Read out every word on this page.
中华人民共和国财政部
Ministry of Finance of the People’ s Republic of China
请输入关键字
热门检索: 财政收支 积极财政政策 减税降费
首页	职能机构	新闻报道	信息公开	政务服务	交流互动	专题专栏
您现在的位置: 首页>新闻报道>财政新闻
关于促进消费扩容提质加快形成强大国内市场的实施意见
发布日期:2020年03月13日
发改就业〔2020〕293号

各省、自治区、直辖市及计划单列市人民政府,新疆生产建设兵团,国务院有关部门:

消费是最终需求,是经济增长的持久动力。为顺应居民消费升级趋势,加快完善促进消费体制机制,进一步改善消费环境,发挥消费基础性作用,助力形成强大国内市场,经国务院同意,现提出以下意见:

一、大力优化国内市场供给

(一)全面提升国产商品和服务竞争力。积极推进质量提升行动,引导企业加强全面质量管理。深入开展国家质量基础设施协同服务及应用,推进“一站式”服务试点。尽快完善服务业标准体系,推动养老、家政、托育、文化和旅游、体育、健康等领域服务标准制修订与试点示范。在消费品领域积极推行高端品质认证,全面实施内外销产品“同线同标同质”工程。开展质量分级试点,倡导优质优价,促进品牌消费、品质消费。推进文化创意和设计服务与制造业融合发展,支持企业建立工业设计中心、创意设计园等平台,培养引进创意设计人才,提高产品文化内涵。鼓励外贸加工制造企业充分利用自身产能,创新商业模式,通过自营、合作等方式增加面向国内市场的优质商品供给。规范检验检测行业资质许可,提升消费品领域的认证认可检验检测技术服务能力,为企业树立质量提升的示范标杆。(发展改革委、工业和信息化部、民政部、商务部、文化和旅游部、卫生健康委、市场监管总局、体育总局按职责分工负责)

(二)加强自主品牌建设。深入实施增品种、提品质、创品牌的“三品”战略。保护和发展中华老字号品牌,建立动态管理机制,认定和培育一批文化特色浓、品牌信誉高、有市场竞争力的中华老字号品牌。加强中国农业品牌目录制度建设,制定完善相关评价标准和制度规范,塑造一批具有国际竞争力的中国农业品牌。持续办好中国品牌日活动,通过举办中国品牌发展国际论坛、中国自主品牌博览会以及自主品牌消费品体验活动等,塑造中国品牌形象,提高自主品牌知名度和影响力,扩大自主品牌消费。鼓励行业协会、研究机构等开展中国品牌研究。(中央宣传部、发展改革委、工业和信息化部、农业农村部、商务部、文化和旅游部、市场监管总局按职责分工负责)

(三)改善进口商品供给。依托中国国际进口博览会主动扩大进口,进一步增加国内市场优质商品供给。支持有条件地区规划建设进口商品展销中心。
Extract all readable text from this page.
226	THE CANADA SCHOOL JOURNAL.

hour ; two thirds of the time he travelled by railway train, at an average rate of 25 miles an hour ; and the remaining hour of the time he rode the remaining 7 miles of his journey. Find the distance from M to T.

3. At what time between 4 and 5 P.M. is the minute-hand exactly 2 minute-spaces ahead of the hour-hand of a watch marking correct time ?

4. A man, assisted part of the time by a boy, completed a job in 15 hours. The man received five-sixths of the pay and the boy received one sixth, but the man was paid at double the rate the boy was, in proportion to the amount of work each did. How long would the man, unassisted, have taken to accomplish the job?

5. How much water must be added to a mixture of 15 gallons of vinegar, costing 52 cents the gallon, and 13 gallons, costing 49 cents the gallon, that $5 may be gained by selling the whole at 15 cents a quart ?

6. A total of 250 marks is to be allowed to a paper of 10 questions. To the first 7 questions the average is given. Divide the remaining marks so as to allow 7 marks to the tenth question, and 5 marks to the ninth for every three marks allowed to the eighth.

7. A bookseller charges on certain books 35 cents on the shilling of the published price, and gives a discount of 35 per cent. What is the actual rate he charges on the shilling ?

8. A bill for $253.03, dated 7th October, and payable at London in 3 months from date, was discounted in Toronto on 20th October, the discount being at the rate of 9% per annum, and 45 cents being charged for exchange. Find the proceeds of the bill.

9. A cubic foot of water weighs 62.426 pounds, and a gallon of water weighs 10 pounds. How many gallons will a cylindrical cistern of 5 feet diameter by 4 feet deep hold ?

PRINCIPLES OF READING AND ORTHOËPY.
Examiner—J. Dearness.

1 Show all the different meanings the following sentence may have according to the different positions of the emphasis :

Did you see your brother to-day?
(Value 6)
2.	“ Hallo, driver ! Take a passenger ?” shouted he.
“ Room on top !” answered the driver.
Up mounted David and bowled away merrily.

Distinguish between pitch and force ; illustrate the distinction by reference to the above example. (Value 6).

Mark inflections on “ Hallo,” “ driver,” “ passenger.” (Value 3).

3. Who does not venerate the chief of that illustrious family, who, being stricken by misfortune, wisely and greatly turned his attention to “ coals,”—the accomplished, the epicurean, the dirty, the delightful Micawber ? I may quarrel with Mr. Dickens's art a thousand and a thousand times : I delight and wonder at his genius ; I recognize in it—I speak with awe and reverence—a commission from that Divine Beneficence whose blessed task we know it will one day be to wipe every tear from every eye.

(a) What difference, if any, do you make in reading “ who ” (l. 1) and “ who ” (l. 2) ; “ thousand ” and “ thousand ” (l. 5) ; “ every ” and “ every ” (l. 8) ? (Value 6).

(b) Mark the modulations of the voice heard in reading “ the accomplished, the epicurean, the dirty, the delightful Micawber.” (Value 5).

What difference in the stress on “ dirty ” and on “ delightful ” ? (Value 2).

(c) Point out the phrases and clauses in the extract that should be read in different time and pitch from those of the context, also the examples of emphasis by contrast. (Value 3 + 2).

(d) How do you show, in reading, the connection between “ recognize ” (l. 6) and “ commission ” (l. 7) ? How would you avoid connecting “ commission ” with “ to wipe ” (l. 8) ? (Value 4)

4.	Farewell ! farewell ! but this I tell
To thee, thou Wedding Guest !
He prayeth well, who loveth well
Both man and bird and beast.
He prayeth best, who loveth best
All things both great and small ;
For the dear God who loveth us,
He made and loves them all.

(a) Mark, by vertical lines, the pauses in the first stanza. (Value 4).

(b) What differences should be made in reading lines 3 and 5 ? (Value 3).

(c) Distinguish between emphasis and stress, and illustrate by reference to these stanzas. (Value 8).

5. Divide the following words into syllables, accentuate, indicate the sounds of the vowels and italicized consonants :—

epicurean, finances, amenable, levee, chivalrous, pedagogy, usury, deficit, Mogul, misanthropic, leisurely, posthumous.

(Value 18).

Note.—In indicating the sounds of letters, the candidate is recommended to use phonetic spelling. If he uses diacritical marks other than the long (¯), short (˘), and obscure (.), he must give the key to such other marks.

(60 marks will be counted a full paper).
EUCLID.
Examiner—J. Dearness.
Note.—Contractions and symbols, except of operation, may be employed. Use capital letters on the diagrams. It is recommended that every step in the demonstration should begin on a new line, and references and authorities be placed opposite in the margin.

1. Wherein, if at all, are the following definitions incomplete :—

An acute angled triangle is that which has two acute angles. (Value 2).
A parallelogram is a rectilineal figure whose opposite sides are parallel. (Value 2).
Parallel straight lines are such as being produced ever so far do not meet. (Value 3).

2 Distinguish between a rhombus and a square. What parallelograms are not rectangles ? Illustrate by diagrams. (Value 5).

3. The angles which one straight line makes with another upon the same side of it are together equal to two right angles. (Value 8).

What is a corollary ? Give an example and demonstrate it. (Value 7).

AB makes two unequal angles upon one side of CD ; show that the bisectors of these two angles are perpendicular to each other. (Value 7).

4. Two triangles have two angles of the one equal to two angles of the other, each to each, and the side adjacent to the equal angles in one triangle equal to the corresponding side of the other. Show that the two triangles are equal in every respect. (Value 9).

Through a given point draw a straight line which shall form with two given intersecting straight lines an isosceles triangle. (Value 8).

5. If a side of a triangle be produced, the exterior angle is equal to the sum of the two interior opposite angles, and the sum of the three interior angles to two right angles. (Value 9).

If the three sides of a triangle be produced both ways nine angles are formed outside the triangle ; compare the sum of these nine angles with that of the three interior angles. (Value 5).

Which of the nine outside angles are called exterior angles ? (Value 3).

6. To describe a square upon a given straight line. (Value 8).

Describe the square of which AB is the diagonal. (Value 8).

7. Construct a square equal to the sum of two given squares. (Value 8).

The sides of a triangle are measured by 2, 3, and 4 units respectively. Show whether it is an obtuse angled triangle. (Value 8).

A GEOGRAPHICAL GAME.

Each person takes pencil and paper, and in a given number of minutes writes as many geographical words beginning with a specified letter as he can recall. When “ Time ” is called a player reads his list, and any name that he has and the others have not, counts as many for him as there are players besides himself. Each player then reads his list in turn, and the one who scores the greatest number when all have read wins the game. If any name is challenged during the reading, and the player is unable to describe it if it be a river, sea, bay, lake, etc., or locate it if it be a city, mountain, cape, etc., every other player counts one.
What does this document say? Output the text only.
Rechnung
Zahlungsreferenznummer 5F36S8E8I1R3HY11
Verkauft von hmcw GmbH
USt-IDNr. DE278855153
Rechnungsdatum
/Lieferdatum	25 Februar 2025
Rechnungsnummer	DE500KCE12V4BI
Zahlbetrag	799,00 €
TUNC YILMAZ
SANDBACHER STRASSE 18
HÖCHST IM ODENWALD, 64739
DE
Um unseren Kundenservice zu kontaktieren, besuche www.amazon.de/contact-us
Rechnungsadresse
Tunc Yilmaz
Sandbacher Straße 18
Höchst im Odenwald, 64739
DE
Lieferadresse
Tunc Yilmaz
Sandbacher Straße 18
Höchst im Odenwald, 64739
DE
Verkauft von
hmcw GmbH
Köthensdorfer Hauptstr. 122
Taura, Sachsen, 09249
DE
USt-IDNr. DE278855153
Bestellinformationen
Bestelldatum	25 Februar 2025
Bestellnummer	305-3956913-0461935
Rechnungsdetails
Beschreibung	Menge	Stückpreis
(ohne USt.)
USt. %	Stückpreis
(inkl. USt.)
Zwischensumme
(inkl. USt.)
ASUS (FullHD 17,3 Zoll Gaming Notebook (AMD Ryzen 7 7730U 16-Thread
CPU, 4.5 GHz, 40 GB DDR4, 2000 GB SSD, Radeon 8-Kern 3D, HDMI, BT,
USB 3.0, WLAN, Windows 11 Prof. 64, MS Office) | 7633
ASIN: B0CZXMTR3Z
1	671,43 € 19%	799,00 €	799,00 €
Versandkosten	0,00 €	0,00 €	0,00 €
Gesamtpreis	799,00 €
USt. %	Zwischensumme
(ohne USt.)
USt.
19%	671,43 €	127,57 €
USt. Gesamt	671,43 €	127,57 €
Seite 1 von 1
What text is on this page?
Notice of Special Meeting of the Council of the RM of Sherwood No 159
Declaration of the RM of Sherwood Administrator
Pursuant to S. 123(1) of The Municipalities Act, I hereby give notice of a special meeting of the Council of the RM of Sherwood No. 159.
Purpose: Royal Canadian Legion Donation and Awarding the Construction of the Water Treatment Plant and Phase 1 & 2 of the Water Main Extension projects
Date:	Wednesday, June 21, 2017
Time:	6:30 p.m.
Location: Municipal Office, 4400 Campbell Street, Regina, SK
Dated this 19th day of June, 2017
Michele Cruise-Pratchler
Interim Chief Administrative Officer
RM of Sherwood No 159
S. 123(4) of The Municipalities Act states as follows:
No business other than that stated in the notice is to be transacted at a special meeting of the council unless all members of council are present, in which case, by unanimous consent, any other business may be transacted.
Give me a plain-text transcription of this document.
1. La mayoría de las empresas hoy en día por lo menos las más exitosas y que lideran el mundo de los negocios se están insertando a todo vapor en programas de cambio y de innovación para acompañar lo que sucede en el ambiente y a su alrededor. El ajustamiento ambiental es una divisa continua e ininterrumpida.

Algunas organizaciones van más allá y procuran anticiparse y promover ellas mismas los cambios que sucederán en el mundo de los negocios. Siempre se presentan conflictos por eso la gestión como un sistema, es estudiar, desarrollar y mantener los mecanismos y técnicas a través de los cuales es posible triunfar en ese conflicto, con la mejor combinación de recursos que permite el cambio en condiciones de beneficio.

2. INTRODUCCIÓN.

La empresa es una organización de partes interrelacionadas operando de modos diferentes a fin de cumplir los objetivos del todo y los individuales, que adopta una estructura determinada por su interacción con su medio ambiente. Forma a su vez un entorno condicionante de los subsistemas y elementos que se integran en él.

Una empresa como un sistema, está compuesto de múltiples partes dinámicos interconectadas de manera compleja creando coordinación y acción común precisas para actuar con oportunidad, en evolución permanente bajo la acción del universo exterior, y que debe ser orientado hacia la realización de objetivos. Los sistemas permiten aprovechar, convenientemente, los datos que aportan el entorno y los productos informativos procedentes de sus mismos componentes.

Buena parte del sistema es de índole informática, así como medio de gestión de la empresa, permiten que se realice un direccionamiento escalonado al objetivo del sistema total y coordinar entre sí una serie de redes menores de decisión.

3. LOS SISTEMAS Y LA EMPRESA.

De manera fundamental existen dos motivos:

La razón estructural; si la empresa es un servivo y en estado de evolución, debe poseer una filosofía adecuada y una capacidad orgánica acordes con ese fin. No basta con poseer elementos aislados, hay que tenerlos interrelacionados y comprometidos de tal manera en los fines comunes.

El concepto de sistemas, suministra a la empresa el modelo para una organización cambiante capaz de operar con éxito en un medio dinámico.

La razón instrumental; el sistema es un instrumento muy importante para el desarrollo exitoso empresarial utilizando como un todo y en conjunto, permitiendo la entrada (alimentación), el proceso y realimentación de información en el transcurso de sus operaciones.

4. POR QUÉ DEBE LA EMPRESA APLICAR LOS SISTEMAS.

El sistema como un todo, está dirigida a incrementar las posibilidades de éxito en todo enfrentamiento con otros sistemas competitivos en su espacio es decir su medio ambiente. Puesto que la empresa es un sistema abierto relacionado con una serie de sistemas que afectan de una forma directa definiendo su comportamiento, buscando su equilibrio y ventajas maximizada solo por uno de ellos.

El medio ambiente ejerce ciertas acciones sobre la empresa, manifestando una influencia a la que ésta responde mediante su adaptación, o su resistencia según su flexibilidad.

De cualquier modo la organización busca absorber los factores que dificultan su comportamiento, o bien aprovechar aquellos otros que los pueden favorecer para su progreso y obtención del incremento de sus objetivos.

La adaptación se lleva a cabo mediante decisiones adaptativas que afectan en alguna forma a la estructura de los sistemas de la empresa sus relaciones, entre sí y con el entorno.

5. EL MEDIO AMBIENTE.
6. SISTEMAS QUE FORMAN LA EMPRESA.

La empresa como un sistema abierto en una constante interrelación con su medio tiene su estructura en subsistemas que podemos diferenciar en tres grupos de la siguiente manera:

####

WORK TO DO:
Scan the material above. Copy each line where "éxito" occurs.

TASK OUTPUT:
El concepto de sistemas, suministra a la empresa el modelo para una organización cambiante capaz de operar con éxito en un medio dinámico.
El sistema como un todo, está dirigida a incrementar las posibilidades de éxito en todo enfrentamiento con otros sistemas competitivos en su espacio es decir su medio ambiente. Puesto que la empresa es un sistema abierto relacionado con una serie de sistemas que afectan de una forma directa definiendo su comportamiento, buscando su equilibrio y ventajas maximizada solo por uno de ellos.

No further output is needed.